─── SUPPLIED MATERIAL

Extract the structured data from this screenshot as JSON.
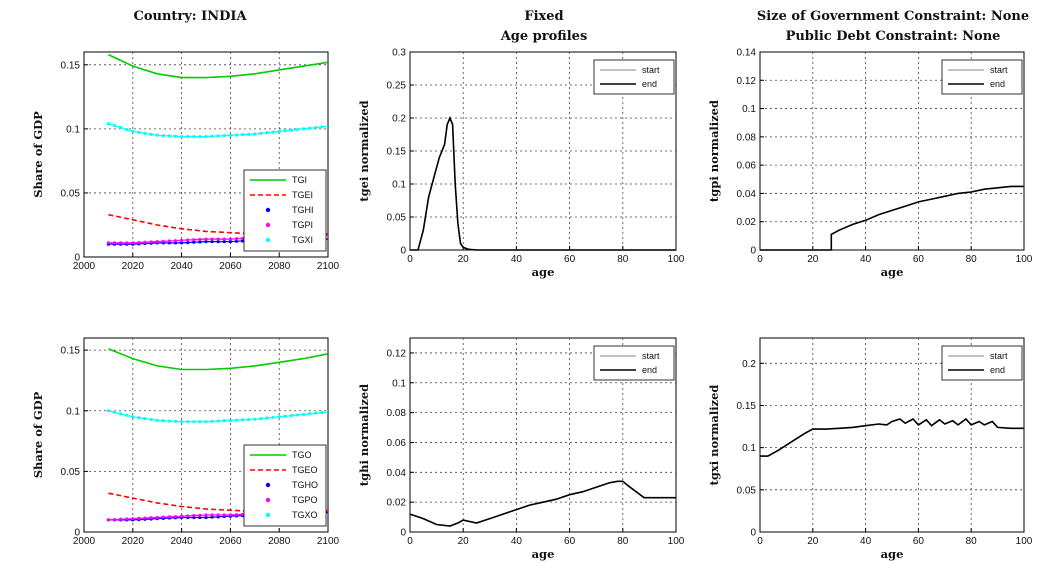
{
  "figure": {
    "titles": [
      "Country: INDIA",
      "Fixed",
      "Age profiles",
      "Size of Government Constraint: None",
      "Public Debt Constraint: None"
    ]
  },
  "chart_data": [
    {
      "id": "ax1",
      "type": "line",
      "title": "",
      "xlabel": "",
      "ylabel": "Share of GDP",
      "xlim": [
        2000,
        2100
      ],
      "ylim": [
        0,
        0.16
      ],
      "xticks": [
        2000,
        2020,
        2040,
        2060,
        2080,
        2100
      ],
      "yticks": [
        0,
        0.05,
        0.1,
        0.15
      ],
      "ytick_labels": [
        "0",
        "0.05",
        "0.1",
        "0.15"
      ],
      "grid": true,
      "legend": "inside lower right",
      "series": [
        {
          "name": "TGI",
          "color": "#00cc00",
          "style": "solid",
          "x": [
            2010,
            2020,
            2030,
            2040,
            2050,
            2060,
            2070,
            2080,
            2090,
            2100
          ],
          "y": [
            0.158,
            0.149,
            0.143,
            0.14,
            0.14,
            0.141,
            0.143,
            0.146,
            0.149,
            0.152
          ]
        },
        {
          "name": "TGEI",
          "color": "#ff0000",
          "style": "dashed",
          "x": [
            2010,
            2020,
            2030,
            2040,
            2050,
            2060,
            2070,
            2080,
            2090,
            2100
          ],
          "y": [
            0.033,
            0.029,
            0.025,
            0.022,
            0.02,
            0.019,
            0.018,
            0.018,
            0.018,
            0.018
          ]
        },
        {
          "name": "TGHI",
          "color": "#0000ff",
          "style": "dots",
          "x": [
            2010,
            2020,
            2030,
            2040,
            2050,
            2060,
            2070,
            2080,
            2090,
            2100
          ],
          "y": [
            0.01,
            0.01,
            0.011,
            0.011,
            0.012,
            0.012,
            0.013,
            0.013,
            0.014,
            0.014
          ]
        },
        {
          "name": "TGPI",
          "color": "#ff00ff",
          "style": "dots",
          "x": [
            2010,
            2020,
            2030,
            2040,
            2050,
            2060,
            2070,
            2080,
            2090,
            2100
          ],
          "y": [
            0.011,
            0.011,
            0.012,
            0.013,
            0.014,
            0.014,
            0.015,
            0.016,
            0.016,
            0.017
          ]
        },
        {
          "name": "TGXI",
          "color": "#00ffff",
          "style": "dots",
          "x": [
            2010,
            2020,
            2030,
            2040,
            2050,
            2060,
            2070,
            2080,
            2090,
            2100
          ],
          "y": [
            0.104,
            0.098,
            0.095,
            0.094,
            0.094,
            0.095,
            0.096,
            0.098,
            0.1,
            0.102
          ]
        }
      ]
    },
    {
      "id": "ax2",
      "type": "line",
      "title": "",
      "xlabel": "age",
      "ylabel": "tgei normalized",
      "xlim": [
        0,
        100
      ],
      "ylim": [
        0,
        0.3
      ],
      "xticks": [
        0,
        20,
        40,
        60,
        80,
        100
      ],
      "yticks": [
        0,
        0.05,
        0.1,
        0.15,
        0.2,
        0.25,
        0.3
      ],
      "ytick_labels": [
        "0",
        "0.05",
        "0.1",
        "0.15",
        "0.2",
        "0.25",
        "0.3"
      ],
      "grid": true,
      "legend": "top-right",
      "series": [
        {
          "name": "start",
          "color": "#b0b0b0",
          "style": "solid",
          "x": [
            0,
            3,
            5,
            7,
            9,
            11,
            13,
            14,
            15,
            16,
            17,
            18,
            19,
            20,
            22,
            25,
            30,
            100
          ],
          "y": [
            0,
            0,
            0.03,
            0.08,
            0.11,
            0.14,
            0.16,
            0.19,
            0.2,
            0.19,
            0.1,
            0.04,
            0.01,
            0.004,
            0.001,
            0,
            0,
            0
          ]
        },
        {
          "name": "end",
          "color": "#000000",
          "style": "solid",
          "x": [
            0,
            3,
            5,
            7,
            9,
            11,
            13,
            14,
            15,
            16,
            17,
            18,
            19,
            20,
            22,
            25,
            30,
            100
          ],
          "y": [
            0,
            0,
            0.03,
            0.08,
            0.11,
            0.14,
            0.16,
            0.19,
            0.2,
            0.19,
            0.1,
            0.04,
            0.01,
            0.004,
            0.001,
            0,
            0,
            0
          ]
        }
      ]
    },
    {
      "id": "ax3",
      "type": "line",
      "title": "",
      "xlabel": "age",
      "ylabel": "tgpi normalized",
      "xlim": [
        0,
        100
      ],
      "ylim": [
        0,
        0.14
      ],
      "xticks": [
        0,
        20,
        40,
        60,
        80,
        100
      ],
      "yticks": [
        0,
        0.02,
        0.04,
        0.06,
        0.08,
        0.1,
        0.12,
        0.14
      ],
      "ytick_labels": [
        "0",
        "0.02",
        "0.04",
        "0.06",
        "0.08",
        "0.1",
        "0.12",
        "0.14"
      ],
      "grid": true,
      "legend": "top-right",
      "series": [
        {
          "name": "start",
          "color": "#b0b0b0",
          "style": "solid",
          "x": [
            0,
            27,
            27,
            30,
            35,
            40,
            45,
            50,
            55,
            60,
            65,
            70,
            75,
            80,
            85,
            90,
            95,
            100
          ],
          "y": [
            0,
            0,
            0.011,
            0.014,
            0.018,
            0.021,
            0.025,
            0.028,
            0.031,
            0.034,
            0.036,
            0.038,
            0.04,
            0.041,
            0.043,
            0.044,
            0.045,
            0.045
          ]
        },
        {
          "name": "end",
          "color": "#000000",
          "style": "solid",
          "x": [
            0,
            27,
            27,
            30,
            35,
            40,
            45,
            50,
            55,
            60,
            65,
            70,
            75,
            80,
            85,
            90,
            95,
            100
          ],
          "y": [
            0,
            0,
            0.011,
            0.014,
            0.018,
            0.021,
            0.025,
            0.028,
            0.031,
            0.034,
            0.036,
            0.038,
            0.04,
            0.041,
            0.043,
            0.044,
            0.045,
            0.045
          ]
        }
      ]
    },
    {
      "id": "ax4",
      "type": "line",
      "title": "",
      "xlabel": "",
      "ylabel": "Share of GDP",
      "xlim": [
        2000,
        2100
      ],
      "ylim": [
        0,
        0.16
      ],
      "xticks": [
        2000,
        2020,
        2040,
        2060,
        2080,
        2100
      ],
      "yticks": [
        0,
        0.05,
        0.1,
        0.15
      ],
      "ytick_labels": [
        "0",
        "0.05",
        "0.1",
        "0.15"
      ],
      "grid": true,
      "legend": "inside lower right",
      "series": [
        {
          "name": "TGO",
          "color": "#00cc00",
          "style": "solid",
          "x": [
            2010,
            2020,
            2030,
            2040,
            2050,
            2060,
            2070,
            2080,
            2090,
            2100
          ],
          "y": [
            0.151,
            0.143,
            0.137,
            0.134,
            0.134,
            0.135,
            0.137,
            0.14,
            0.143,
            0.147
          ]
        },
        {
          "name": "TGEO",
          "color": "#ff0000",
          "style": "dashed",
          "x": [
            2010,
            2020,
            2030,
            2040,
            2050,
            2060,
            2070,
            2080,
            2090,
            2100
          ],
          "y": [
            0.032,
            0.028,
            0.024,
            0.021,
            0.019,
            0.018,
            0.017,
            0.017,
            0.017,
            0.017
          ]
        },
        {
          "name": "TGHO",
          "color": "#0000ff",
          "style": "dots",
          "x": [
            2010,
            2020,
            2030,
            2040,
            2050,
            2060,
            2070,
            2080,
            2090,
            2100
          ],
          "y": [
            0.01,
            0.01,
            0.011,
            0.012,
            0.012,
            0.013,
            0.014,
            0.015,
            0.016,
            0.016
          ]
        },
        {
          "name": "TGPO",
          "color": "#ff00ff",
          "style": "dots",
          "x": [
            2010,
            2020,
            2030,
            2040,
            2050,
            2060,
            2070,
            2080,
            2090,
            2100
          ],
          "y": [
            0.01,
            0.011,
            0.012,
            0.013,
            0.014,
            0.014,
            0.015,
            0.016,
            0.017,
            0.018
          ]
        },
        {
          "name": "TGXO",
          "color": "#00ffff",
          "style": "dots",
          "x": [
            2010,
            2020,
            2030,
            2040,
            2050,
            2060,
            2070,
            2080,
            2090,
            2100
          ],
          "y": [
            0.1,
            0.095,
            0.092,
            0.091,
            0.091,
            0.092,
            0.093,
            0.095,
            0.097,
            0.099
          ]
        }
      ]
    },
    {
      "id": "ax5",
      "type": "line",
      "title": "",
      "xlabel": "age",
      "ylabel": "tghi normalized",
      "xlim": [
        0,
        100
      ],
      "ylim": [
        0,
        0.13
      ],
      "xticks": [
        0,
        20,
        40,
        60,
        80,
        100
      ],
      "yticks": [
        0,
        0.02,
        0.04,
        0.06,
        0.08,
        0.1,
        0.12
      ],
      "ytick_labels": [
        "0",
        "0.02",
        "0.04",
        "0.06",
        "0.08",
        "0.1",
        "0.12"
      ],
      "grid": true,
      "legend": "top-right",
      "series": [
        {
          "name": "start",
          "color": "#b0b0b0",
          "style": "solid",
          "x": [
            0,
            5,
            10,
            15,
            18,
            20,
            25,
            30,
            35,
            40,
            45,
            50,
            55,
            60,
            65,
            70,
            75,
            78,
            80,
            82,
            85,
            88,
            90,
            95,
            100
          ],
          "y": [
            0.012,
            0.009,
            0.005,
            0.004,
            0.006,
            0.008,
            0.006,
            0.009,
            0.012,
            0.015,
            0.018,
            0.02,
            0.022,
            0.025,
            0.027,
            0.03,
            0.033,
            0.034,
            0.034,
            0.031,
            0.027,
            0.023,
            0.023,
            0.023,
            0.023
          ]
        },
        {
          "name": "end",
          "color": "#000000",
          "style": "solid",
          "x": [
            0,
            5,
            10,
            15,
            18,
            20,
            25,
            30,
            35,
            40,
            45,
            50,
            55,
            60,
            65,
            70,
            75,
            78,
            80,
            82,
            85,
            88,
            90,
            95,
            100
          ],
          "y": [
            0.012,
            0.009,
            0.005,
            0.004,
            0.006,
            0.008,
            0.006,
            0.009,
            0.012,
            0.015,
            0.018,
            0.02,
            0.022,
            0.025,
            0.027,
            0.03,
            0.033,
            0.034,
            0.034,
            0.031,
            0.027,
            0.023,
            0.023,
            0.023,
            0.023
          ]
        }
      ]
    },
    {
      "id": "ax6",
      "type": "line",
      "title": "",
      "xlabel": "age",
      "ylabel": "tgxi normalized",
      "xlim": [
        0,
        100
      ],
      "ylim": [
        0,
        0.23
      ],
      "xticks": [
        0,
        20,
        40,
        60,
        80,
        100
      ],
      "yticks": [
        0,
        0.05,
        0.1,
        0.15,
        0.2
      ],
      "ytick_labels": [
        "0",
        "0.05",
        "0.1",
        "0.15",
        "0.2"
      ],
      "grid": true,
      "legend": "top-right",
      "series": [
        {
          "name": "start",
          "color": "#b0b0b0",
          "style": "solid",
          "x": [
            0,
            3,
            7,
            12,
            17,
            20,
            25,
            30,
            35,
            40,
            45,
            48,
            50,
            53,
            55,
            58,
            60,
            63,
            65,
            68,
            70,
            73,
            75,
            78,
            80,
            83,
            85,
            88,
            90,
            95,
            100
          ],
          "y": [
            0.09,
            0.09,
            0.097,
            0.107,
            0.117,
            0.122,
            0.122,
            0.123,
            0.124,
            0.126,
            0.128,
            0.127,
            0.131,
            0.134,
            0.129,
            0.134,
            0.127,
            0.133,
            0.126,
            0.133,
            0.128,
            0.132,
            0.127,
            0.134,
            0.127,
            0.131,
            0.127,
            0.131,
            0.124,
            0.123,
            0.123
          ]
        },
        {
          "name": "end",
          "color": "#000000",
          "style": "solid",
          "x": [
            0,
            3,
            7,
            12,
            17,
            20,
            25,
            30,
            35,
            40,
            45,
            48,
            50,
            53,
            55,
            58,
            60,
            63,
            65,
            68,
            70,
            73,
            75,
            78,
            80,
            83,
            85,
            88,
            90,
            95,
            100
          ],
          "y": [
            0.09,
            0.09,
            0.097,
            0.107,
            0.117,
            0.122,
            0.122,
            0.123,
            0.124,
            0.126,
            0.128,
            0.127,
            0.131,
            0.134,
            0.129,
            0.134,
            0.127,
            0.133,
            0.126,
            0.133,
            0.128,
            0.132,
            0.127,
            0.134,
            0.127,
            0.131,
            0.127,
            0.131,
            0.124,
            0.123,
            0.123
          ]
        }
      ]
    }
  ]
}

──────
─── SUPPLIED MATERIAL

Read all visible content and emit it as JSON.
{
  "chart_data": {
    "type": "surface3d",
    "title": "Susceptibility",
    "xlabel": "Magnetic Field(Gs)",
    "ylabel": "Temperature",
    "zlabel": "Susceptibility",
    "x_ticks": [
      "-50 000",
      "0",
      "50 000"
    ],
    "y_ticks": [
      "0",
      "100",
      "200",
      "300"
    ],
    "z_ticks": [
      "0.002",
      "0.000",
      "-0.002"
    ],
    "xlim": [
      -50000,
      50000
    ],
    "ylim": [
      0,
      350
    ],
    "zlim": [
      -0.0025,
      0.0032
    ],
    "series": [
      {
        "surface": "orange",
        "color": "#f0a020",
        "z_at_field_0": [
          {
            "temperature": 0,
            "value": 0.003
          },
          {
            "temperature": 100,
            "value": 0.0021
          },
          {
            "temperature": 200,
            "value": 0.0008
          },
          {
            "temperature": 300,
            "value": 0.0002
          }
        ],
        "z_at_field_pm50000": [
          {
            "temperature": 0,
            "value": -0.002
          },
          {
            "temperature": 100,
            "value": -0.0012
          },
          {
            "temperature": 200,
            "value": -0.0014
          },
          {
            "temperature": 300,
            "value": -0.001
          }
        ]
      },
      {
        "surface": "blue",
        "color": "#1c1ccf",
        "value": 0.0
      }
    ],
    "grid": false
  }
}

──────

*WRITTEN INSTRUCTION*:
Go through the records and pull out each line that includes the word "JSON".

*RESULT OF THE TASK*:
Extract the structured data from this screenshot as JSON.
Read all visible content and emit it as JSON.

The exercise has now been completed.